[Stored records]
━━━
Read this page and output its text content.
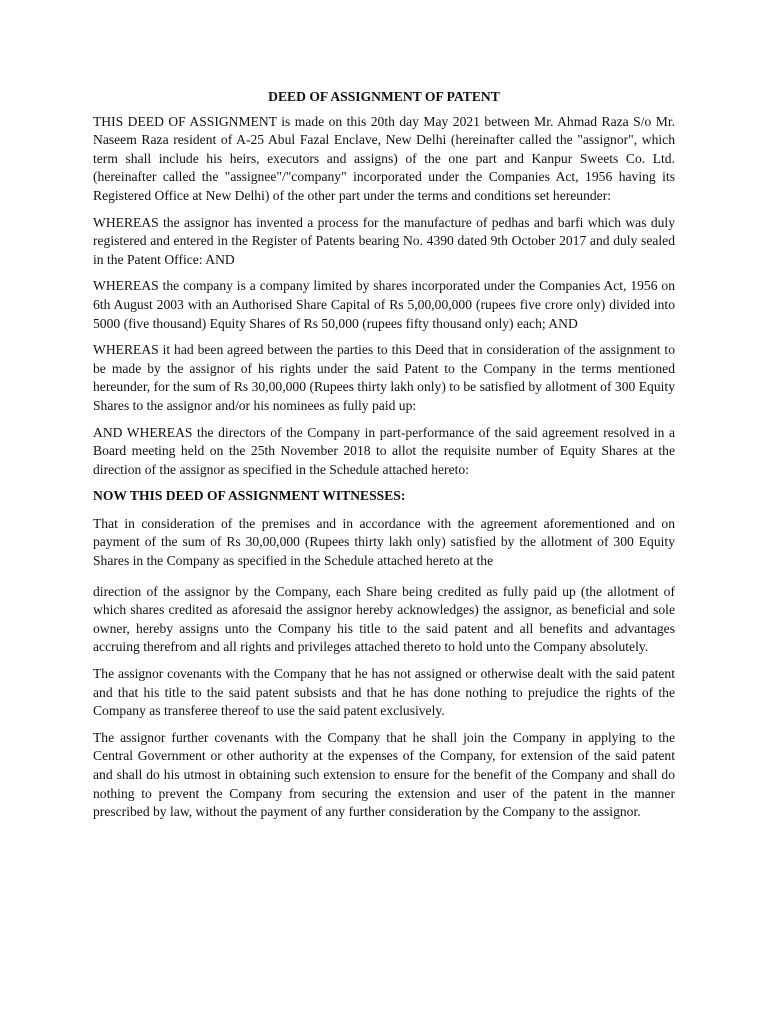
DEED OF ASSIGNMENT OF PATENT

THIS DEED OF ASSIGNMENT is made on this 20th day May 2021 between Mr. Ahmad Raza S/o Mr. Naseem Raza resident of A-25 Abul Fazal Enclave, New Delhi (hereinafter called the "assignor", which term shall include his heirs, executors and assigns) of the one part and Kanpur Sweets Co. Ltd. (hereinafter called the "assignee"/"company" incorporated under the Companies Act, 1956 having its Registered Office at New Delhi) of the other part under the terms and conditions set hereunder:

WHEREAS the assignor has invented a process for the manufacture of pedhas and barfi which was duly registered and entered in the Register of Patents bearing No. 4390 dated 9th October 2017 and duly sealed in the Patent Office: AND

WHEREAS the company is a company limited by shares incorporated under the Companies Act, 1956 on 6th August 2003 with an Authorised Share Capital of Rs 5,00,00,000 (rupees five crore only) divided into 5000 (five thousand) Equity Shares of Rs 50,000 (rupees fifty thousand only) each; AND

WHEREAS it had been agreed between the parties to this Deed that in consideration of the assignment to be made by the assignor of his rights under the said Patent to the Company in the terms mentioned hereunder, for the sum of Rs 30,00,000 (Rupees thirty lakh only) to be satisfied by allotment of 300 Equity Shares to the assignor and/or his nominees as fully paid up:

AND WHEREAS the directors of the Company in part-performance of the said agreement resolved in a Board meeting held on the 25th November 2018 to allot the requisite number of Equity Shares at the direction of the assignor as specified in the Schedule attached hereto:

NOW THIS DEED OF ASSIGNMENT WITNESSES:

That in consideration of the premises and in accordance with the agreement aforementioned and on payment of the sum of Rs 30,00,000 (Rupees thirty lakh only) satisfied by the allotment of 300 Equity Shares in the Company as specified in the Schedule attached hereto at the

direction of the assignor by the Company, each Share being credited as fully paid up (the allotment of which shares credited as aforesaid the assignor hereby acknowledges) the assignor, as beneficial and sole owner, hereby assigns unto the Company his title to the said patent and all benefits and advantages accruing therefrom and all rights and privileges attached thereto to hold unto the Company absolutely.

The assignor covenants with the Company that he has not assigned or otherwise dealt with the said patent and that his title to the said patent subsists and that he has done nothing to prejudice the rights of the Company as transferee thereof to use the said patent exclusively.

The assignor further covenants with the Company that he shall join the Company in applying to the Central Government or other authority at the expenses of the Company, for extension of the said patent and shall do his utmost in obtaining such extension to ensure for the benefit of the Company and shall do nothing to prevent the Company from securing the extension and user of the patent in the manner prescribed by law, without the payment of any further consideration by the Company to the assignor.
━━━
Where a line holds the string "Schedule", copy that line.

▶ _SOLUTION TO THIS TASK_
AND WHEREAS the directors of the Company in part-performance of the said agreement resolved in a Board meeting held on the 25th November 2018 to allot the requisite number of Equity Shares at the direction of the assignor as specified in the Schedule attached hereto:
That in consideration of the premises and in accordance with the agreement aforementioned and on payment of the sum of Rs 30,00,000 (Rupees thirty lakh only) satisfied by the allotment of 300 Equity Shares in the Company as specified in the Schedule attached hereto at the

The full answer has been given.